MATERIALS PROVIDED.
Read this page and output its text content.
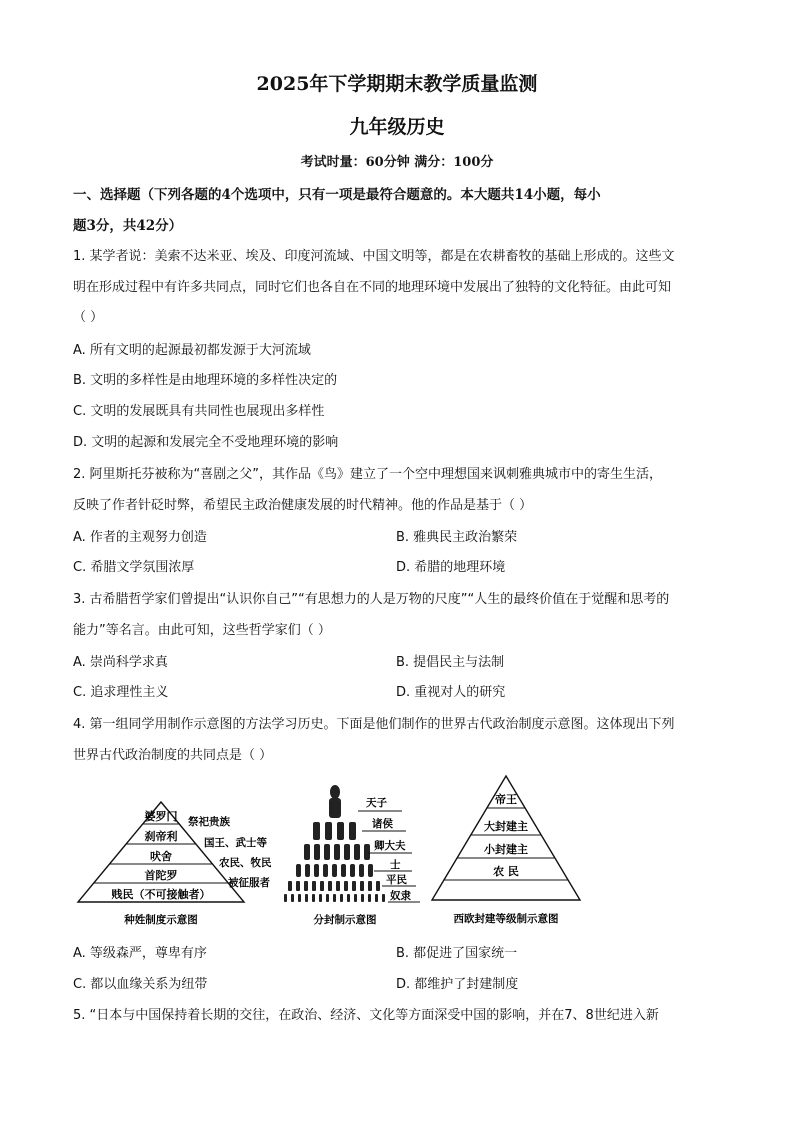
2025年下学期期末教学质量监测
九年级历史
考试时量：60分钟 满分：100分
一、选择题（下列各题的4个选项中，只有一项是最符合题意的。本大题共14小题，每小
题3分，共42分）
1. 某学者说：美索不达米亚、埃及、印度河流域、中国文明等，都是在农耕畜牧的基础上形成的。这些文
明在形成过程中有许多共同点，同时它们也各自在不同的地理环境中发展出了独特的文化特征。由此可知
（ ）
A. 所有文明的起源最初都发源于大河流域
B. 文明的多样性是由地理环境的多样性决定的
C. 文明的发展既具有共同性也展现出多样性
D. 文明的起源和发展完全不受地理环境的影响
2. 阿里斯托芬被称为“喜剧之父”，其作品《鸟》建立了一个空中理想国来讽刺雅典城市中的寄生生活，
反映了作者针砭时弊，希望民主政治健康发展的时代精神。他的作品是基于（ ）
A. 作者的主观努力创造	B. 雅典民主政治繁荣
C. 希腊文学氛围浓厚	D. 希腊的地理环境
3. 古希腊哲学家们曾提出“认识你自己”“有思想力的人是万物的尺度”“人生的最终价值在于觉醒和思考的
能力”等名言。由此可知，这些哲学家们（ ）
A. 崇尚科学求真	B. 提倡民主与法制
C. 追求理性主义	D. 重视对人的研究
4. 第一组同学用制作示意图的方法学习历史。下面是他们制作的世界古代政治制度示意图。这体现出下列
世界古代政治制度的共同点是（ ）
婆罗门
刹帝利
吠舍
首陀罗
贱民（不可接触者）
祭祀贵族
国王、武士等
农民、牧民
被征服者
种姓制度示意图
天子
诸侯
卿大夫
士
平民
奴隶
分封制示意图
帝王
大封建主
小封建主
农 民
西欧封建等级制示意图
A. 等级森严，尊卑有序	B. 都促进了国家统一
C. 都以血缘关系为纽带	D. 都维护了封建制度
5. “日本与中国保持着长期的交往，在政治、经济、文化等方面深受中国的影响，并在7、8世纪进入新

GIVEN TASK. Without including the pictures, reproduce all entries exactly.

COMPLETE RESPONSE.
Read this page and output its text content.
2025年下学期期末教学质量监测
九年级历史
考试时量：60分钟 满分：100分
一、选择题（下列各题的4个选项中，只有一项是最符合题意的。本大题共14小题，每小
题3分，共42分）
1. 某学者说：美索不达米亚、埃及、印度河流域、中国文明等，都是在农耕畜牧的基础上形成的。这些文
明在形成过程中有许多共同点，同时它们也各自在不同的地理环境中发展出了独特的文化特征。由此可知
（ ）
A. 所有文明的起源最初都发源于大河流域
B. 文明的多样性是由地理环境的多样性决定的
C. 文明的发展既具有共同性也展现出多样性
D. 文明的起源和发展完全不受地理环境的影响
2. 阿里斯托芬被称为“喜剧之父”，其作品《鸟》建立了一个空中理想国来讽刺雅典城市中的寄生生活，
反映了作者针砭时弊，希望民主政治健康发展的时代精神。他的作品是基于（ ）
A. 作者的主观努力创造	B. 雅典民主政治繁荣
C. 希腊文学氛围浓厚	D. 希腊的地理环境
3. 古希腊哲学家们曾提出“认识你自己”“有思想力的人是万物的尺度”“人生的最终价值在于觉醒和思考的
能力”等名言。由此可知，这些哲学家们（ ）
A. 崇尚科学求真	B. 提倡民主与法制
C. 追求理性主义	D. 重视对人的研究
4. 第一组同学用制作示意图的方法学习历史。下面是他们制作的世界古代政治制度示意图。这体现出下列
世界古代政治制度的共同点是（ ）
婆罗门
刹帝利
吠舍
首陀罗
贱民（不可接触者）
祭祀贵族
国王、武士等
农民、牧民
被征服者
种姓制度示意图
天子
诸侯
卿大夫
士
平民
奴隶
分封制示意图
帝王
大封建主
小封建主
农 民
西欧封建等级制示意图
A. 等级森严，尊卑有序	B. 都促进了国家统一
C. 都以血缘关系为纽带	D. 都维护了封建制度
5. “日本与中国保持着长期的交往，在政治、经济、文化等方面深受中国的影响，并在7、8世纪进入新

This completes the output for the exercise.